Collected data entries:

- - -

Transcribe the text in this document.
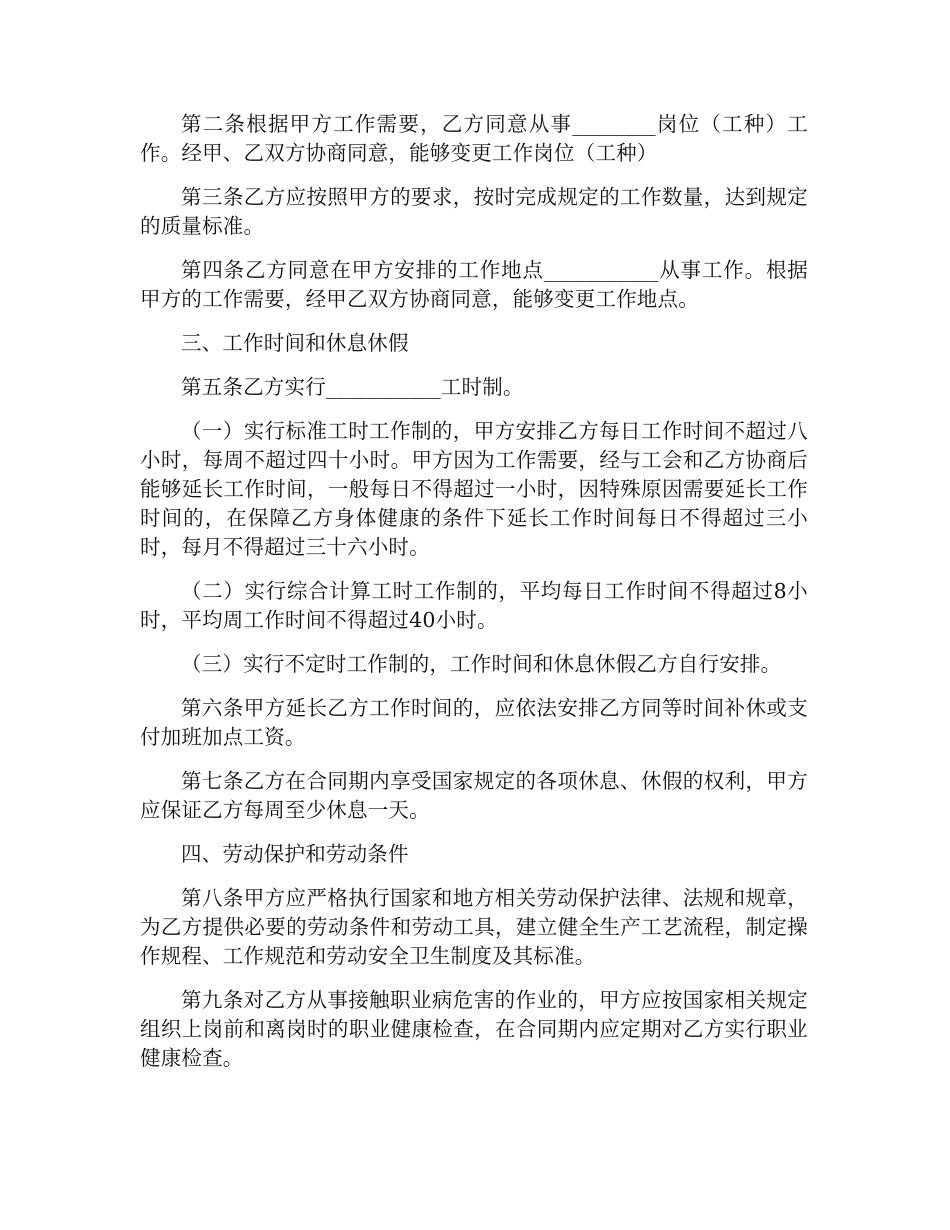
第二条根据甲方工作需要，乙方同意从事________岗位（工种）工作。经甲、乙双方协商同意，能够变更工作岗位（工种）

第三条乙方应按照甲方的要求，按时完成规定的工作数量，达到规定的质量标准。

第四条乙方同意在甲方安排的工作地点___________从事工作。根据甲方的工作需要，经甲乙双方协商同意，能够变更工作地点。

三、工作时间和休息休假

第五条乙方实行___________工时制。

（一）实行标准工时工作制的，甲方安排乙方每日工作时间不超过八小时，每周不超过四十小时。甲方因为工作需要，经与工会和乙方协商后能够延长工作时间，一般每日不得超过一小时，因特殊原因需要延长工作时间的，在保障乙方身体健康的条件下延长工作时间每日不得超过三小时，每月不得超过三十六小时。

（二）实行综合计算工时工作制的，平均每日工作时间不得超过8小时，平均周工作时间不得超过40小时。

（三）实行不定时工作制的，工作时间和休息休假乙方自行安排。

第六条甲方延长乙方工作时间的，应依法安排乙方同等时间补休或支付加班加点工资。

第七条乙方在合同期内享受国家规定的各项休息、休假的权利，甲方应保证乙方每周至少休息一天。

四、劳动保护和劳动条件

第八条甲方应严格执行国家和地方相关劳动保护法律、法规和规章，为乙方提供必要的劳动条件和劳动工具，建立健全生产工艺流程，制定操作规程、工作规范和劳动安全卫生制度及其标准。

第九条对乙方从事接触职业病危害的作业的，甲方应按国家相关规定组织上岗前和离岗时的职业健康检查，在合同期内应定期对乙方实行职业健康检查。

- - -

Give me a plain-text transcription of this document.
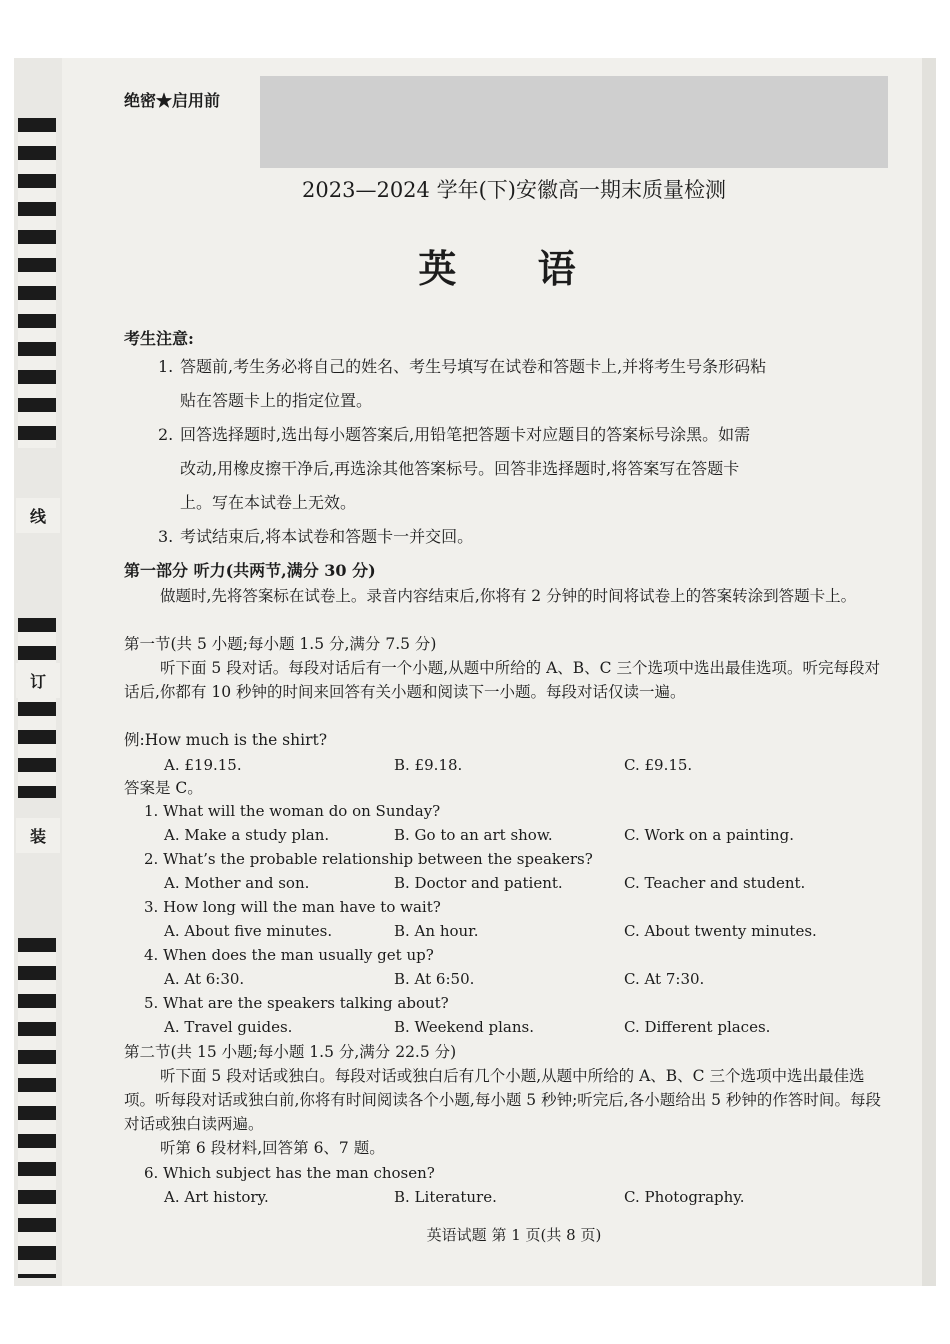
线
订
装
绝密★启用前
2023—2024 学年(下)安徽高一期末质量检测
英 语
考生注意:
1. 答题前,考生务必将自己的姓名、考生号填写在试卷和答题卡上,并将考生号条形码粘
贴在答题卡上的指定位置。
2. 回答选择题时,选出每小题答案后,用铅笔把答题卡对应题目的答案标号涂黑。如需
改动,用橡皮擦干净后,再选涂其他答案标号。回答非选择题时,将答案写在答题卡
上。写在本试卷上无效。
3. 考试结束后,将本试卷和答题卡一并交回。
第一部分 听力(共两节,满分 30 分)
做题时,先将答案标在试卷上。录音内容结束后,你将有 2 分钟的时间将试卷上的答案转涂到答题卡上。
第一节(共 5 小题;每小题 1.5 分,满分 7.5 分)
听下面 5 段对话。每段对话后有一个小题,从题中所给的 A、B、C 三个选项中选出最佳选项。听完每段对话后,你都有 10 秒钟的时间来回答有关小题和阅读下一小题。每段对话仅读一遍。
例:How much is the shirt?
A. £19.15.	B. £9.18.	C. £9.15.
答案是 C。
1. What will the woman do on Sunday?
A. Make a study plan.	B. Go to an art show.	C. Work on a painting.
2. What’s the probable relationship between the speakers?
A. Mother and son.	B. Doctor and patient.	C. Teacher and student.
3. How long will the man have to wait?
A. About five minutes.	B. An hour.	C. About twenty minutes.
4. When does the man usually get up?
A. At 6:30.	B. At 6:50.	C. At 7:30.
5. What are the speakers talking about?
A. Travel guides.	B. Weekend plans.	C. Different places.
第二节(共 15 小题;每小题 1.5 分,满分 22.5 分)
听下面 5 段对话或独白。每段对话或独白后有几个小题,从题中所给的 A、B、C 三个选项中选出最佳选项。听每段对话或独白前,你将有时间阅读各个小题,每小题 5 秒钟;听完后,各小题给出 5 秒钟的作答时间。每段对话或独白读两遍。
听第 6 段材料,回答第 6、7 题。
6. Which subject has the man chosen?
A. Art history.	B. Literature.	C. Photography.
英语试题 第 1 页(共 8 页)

- - -

GIVEN PROBLEM:
Your answer should be a single number: how many lines of the material contain the word "从题中所给的".

TASK SOLUTION:
2